## BEGIN
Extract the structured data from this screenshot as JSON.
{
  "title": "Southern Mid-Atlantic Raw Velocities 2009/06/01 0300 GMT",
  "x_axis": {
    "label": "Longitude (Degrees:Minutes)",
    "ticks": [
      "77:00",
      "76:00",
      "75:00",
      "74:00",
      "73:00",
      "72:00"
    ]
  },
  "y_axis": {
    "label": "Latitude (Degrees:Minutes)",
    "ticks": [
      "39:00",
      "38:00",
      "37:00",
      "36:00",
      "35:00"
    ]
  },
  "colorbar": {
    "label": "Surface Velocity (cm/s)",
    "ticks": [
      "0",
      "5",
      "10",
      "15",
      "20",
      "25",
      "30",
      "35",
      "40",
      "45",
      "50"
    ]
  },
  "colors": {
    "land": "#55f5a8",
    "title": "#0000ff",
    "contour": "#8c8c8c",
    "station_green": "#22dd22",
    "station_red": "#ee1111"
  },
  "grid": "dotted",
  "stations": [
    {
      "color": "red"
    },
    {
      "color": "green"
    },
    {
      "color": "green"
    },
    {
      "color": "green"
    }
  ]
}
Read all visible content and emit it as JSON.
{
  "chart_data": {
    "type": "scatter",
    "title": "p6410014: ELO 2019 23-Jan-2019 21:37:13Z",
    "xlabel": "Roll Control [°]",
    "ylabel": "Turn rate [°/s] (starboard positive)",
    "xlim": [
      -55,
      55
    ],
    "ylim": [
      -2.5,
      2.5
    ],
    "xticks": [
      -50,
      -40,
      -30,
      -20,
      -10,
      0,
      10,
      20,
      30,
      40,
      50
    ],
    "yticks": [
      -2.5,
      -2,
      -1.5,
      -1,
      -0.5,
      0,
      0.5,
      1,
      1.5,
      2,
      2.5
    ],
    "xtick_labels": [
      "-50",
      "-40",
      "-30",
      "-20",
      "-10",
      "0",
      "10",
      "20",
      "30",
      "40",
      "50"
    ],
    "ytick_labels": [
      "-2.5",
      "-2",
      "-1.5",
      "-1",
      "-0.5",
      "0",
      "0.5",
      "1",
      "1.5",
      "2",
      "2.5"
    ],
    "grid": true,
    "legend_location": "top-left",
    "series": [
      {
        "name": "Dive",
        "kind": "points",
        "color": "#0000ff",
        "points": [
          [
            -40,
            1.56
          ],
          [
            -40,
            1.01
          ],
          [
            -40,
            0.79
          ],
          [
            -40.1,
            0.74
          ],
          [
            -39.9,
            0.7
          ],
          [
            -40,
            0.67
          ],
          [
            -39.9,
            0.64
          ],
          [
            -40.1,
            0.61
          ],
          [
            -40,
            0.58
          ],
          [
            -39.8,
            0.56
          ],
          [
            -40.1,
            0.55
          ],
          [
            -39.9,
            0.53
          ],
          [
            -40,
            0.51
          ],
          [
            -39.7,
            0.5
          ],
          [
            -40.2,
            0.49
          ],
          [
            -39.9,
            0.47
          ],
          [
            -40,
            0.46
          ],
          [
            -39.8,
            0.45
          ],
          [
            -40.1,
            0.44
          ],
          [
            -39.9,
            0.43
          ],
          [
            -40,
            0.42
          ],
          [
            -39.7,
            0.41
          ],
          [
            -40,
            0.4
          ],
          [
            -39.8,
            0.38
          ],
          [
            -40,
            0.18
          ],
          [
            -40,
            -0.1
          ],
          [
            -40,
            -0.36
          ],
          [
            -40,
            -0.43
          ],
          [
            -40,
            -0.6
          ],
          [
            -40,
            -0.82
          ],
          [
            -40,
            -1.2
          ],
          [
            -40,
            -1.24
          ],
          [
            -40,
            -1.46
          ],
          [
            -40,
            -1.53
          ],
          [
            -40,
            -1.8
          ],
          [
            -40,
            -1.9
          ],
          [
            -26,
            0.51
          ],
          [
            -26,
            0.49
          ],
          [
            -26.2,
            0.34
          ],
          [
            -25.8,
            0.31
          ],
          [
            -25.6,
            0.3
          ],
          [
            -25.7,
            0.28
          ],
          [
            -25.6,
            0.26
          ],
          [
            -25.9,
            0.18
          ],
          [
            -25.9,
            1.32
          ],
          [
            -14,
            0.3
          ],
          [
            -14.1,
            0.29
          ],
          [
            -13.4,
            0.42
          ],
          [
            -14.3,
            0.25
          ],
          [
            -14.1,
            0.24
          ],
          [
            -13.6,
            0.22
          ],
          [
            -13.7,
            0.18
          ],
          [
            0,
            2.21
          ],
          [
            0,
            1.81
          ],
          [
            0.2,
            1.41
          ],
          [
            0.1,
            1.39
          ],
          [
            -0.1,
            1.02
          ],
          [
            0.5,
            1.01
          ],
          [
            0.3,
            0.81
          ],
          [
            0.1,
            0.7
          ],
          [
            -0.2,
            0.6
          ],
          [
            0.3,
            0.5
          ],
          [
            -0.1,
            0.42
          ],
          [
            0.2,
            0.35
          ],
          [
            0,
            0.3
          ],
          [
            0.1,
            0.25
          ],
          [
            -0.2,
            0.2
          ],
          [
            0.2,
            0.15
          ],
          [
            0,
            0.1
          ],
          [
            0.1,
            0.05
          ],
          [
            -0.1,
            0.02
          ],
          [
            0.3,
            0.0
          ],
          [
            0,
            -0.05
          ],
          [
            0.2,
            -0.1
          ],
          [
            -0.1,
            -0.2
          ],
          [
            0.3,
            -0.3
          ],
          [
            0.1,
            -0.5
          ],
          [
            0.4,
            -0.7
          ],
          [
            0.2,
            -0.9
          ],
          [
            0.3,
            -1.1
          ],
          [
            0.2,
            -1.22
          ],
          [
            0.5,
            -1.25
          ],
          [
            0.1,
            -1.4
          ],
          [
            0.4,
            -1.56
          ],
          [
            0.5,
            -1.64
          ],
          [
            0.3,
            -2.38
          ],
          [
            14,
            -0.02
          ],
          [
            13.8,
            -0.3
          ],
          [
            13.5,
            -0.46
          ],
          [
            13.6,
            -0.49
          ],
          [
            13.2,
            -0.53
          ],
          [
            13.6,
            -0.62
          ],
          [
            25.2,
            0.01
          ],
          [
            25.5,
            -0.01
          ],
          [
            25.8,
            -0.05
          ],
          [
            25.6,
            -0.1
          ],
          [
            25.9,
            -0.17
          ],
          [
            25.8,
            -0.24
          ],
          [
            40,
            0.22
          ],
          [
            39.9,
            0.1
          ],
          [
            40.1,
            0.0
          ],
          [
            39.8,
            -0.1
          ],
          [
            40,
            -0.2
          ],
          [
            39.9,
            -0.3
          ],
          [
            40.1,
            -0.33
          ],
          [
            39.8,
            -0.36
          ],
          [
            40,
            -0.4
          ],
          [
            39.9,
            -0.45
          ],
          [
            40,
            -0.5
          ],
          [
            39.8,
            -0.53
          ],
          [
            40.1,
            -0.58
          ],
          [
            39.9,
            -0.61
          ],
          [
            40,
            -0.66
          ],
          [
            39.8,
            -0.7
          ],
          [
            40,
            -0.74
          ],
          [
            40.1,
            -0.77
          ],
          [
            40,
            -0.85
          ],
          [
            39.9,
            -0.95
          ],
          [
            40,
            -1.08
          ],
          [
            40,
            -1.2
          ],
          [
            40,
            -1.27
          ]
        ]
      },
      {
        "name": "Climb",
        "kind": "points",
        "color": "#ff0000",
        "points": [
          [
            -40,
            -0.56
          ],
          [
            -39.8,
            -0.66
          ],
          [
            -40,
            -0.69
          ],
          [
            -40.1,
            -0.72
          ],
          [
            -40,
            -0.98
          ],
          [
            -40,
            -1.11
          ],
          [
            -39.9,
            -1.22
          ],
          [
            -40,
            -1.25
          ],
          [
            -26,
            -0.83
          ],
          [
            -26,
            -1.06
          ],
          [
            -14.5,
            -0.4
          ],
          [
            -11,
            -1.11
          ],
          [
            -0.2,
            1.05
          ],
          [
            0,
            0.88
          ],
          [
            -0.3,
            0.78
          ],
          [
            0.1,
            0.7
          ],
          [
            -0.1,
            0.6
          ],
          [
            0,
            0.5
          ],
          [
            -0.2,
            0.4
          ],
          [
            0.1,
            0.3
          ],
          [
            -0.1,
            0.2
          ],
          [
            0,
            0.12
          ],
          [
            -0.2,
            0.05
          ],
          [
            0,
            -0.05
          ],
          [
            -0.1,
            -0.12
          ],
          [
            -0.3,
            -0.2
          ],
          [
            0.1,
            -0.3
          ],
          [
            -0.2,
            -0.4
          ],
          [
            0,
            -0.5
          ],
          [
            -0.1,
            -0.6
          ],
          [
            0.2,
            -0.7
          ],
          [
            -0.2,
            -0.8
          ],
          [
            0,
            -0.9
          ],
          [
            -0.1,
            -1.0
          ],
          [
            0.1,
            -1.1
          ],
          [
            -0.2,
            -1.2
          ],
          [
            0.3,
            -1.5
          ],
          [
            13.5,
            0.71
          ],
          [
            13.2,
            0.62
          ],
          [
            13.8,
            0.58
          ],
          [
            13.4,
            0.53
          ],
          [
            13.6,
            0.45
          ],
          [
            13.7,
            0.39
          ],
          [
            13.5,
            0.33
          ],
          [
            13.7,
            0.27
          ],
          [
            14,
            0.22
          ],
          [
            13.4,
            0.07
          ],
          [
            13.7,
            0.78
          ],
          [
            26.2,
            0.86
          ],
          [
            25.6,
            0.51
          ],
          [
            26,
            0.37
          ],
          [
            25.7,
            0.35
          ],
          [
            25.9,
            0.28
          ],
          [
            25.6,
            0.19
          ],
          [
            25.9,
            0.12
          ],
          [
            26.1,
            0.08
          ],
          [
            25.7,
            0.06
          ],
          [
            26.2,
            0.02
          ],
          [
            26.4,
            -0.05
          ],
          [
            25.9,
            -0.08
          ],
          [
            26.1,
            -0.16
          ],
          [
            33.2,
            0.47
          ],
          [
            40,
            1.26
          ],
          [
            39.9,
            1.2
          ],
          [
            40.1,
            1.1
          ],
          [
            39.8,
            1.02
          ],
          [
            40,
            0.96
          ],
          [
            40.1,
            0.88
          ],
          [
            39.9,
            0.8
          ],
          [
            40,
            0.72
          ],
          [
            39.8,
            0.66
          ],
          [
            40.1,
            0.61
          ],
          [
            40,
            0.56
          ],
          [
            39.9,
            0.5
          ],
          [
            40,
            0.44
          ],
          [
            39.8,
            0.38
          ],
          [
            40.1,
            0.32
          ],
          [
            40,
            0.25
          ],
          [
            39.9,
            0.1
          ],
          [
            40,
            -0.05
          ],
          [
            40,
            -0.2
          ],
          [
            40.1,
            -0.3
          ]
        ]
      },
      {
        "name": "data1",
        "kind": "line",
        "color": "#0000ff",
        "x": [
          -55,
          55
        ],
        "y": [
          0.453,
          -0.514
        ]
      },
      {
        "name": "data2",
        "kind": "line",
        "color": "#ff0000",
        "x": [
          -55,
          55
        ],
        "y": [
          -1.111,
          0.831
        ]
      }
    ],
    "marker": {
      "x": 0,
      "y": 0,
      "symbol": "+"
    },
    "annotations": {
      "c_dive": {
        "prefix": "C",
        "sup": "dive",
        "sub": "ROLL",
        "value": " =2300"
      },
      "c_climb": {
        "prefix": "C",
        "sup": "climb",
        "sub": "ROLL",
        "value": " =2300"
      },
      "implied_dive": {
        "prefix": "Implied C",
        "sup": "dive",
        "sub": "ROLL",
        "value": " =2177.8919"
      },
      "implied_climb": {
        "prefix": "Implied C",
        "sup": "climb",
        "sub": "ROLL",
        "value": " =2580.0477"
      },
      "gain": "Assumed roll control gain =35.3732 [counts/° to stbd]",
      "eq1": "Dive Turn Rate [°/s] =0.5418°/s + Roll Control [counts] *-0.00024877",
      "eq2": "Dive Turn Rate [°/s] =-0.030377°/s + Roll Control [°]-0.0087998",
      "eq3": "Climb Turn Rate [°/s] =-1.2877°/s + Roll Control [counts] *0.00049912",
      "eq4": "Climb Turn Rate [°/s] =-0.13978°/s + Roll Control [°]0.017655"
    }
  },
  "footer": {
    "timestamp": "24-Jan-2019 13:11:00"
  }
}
## END
* Job: Go through the entries above and copy every line containing "value".

* Exercise response:
        "value": " =2300"
        "value": " =2300"
        "value": " =2177.8919"
        "value": " =2580.0477"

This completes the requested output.